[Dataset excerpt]
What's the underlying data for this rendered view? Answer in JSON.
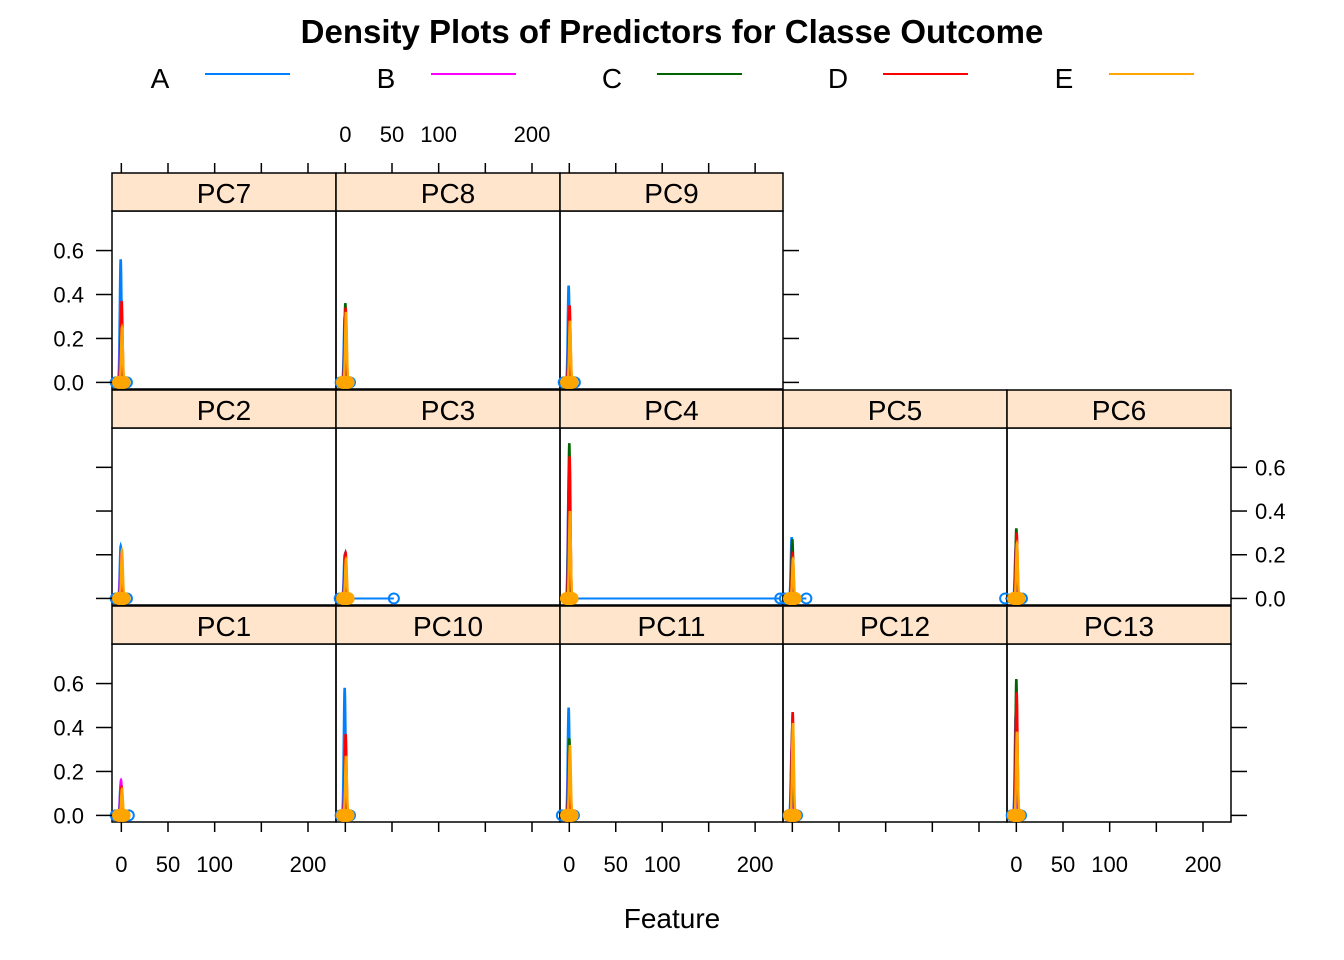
{
  "chart_data": {
    "type": "density-lattice",
    "title": "Density Plots of Predictors for Classe Outcome",
    "xlabel": "Feature",
    "ylabel": "",
    "xlim": [
      -10,
      230
    ],
    "ylim": [
      -0.03,
      0.78
    ],
    "x_ticks": [
      0,
      50,
      100,
      200
    ],
    "x_minor_ticks": [
      0,
      50,
      100,
      150,
      200
    ],
    "y_ticks": [
      0.0,
      0.2,
      0.4,
      0.6
    ],
    "x_tick_labels": [
      "0",
      "50",
      "100",
      "200"
    ],
    "y_tick_labels": [
      "0.0",
      "0.2",
      "0.4",
      "0.6"
    ],
    "legend": {
      "position": "top",
      "entries": [
        {
          "label": "A",
          "color": "#0080ff"
        },
        {
          "label": "B",
          "color": "#ff00ff"
        },
        {
          "label": "C",
          "color": "#006400"
        },
        {
          "label": "D",
          "color": "#ff0000"
        },
        {
          "label": "E",
          "color": "#ffa500"
        }
      ]
    },
    "strip_color": "#ffe5cc",
    "series_names": [
      "A",
      "B",
      "C",
      "D",
      "E"
    ],
    "panels": [
      {
        "name": "PC1",
        "row": 0,
        "col": 0,
        "peaks": [
          0.14,
          0.16,
          0.12,
          0.13,
          0.12
        ],
        "rug_min": -6,
        "rug_max": 8
      },
      {
        "name": "PC10",
        "row": 0,
        "col": 1,
        "peaks": [
          0.58,
          0.2,
          0.22,
          0.37,
          0.27
        ],
        "rug_min": -5,
        "rug_max": 5
      },
      {
        "name": "PC11",
        "row": 0,
        "col": 2,
        "peaks": [
          0.49,
          0.3,
          0.35,
          0.28,
          0.32
        ],
        "rug_min": -8,
        "rug_max": 5
      },
      {
        "name": "PC12",
        "row": 0,
        "col": 3,
        "peaks": [
          0.3,
          0.35,
          0.4,
          0.47,
          0.42
        ],
        "rug_min": -4,
        "rug_max": 5
      },
      {
        "name": "PC13",
        "row": 0,
        "col": 4,
        "peaks": [
          0.45,
          0.5,
          0.62,
          0.56,
          0.38
        ],
        "rug_min": -5,
        "rug_max": 5
      },
      {
        "name": "PC2",
        "row": 1,
        "col": 0,
        "peaks": [
          0.24,
          0.2,
          0.14,
          0.13,
          0.22
        ],
        "rug_min": -6,
        "rug_max": 6
      },
      {
        "name": "PC3",
        "row": 1,
        "col": 1,
        "peaks": [
          0.2,
          0.17,
          0.2,
          0.21,
          0.18
        ],
        "rug_min": -6,
        "rug_max": 52
      },
      {
        "name": "PC4",
        "row": 1,
        "col": 2,
        "peaks": [
          0.5,
          0.6,
          0.71,
          0.65,
          0.4
        ],
        "rug_min": -2,
        "rug_max": 227
      },
      {
        "name": "PC5",
        "row": 1,
        "col": 3,
        "peaks": [
          0.28,
          0.24,
          0.27,
          0.2,
          0.18
        ],
        "rug_min": -8,
        "rug_max": 15
      },
      {
        "name": "PC6",
        "row": 1,
        "col": 4,
        "peaks": [
          0.22,
          0.26,
          0.32,
          0.3,
          0.25
        ],
        "rug_min": -12,
        "rug_max": 6
      },
      {
        "name": "PC7",
        "row": 2,
        "col": 0,
        "peaks": [
          0.56,
          0.3,
          0.28,
          0.37,
          0.25
        ],
        "rug_min": -6,
        "rug_max": 6
      },
      {
        "name": "PC8",
        "row": 2,
        "col": 1,
        "peaks": [
          0.3,
          0.25,
          0.36,
          0.34,
          0.32
        ],
        "rug_min": -5,
        "rug_max": 5
      },
      {
        "name": "PC9",
        "row": 2,
        "col": 2,
        "peaks": [
          0.44,
          0.25,
          0.32,
          0.35,
          0.28
        ],
        "rug_min": -6,
        "rug_max": 6
      }
    ]
  }
}
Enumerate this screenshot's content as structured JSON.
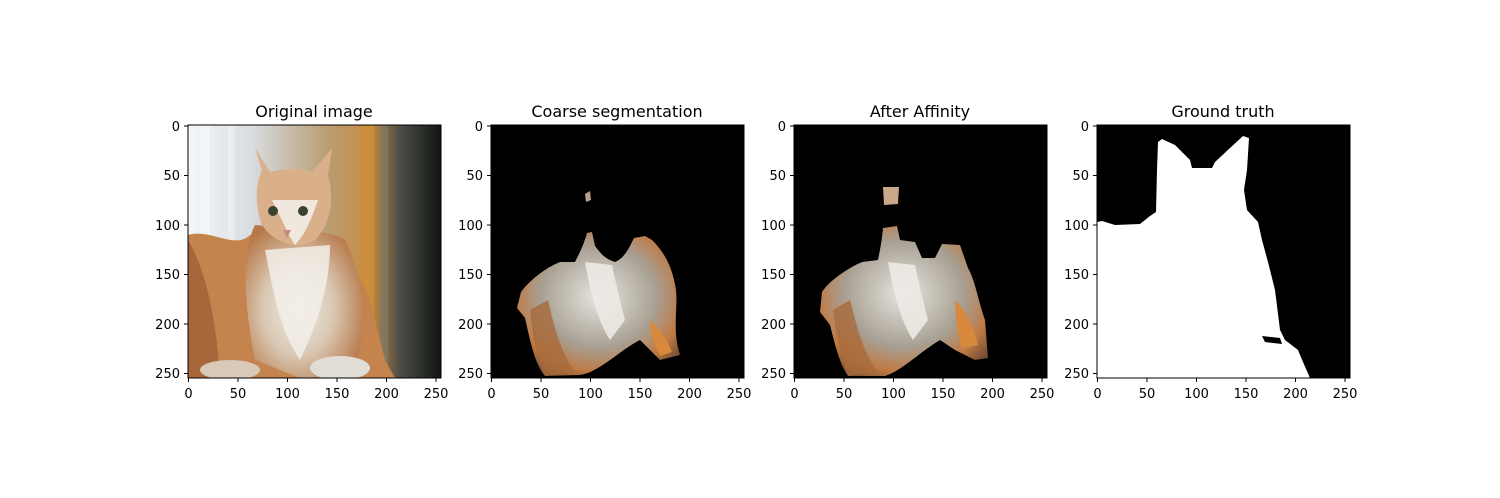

**GOAL:** Write out the records above exactly as they appear, leaving out any pictures.

**RESULT FOR THIS EXERCISE:**
What's the underlying data for this rendered view? Answer in JSON.
{
  "chart_data": {
    "type": "density-lattice",
    "title": "Density Plots of Predictors for Classe Outcome",
    "xlabel": "Feature",
    "ylabel": "",
    "xlim": [
      -10,
      230
    ],
    "ylim": [
      -0.03,
      0.78
    ],
    "x_ticks": [
      0,
      50,
      100,
      200
    ],
    "x_minor_ticks": [
      0,
      50,
      100,
      150,
      200
    ],
    "y_ticks": [
      0.0,
      0.2,
      0.4,
      0.6
    ],
    "x_tick_labels": [
      "0",
      "50",
      "100",
      "200"
    ],
    "y_tick_labels": [
      "0.0",
      "0.2",
      "0.4",
      "0.6"
    ],
    "legend": {
      "position": "top",
      "entries": [
        {
          "label": "A",
          "color": "#0080ff"
        },
        {
          "label": "B",
          "color": "#ff00ff"
        },
        {
          "label": "C",
          "color": "#006400"
        },
        {
          "label": "D",
          "color": "#ff0000"
        },
        {
          "label": "E",
          "color": "#ffa500"
        }
      ]
    },
    "strip_color": "#ffe5cc",
    "series_names": [
      "A",
      "B",
      "C",
      "D",
      "E"
    ],
    "panels": [
      {
        "name": "PC1",
        "row": 0,
        "col": 0,
        "peaks": [
          0.14,
          0.16,
          0.12,
          0.13,
          0.12
        ],
        "rug_min": -6,
        "rug_max": 8
      },
      {
        "name": "PC10",
        "row": 0,
        "col": 1,
        "peaks": [
          0.58,
          0.2,
          0.22,
          0.37,
          0.27
        ],
        "rug_min": -5,
        "rug_max": 5
      },
      {
        "name": "PC11",
        "row": 0,
        "col": 2,
        "peaks": [
          0.49,
          0.3,
          0.35,
          0.28,
          0.32
        ],
        "rug_min": -8,
        "rug_max": 5
      },
      {
        "name": "PC12",
        "row": 0,
        "col": 3,
        "peaks": [
          0.3,
          0.35,
          0.4,
          0.47,
          0.42
        ],
        "rug_min": -4,
        "rug_max": 5
      },
      {
        "name": "PC13",
        "row": 0,
        "col": 4,
        "peaks": [
          0.45,
          0.5,
          0.62,
          0.56,
          0.38
        ],
        "rug_min": -5,
        "rug_max": 5
      },
      {
        "name": "PC2",
        "row": 1,
        "col": 0,
        "peaks": [
          0.24,
          0.2,
          0.14,
          0.13,
          0.22
        ],
        "rug_min": -6,
        "rug_max": 6
      },
      {
        "name": "PC3",
        "row": 1,
        "col": 1,
        "peaks": [
          0.2,
          0.17,
          0.2,
          0.21,
          0.18
        ],
        "rug_min": -6,
        "rug_max": 52
      },
      {
        "name": "PC4",
        "row": 1,
        "col": 2,
        "peaks": [
          0.5,
          0.6,
          0.71,
          0.65,
          0.4
        ],
        "rug_min": -2,
        "rug_max": 227
      },
      {
        "name": "PC5",
        "row": 1,
        "col": 3,
        "peaks": [
          0.28,
          0.24,
          0.27,
          0.2,
          0.18
        ],
        "rug_min": -8,
        "rug_max": 15
      },
      {
        "name": "PC6",
        "row": 1,
        "col": 4,
        "peaks": [
          0.22,
          0.26,
          0.32,
          0.3,
          0.25
        ],
        "rug_min": -12,
        "rug_max": 6
      },
      {
        "name": "PC7",
        "row": 2,
        "col": 0,
        "peaks": [
          0.56,
          0.3,
          0.28,
          0.37,
          0.25
        ],
        "rug_min": -6,
        "rug_max": 6
      },
      {
        "name": "PC8",
        "row": 2,
        "col": 1,
        "peaks": [
          0.3,
          0.25,
          0.36,
          0.34,
          0.32
        ],
        "rug_min": -5,
        "rug_max": 5
      },
      {
        "name": "PC9",
        "row": 2,
        "col": 2,
        "peaks": [
          0.44,
          0.25,
          0.32,
          0.35,
          0.28
        ],
        "rug_min": -6,
        "rug_max": 6
      }
    ]
  }
}
Enumerate this screenshot's content as structured JSON.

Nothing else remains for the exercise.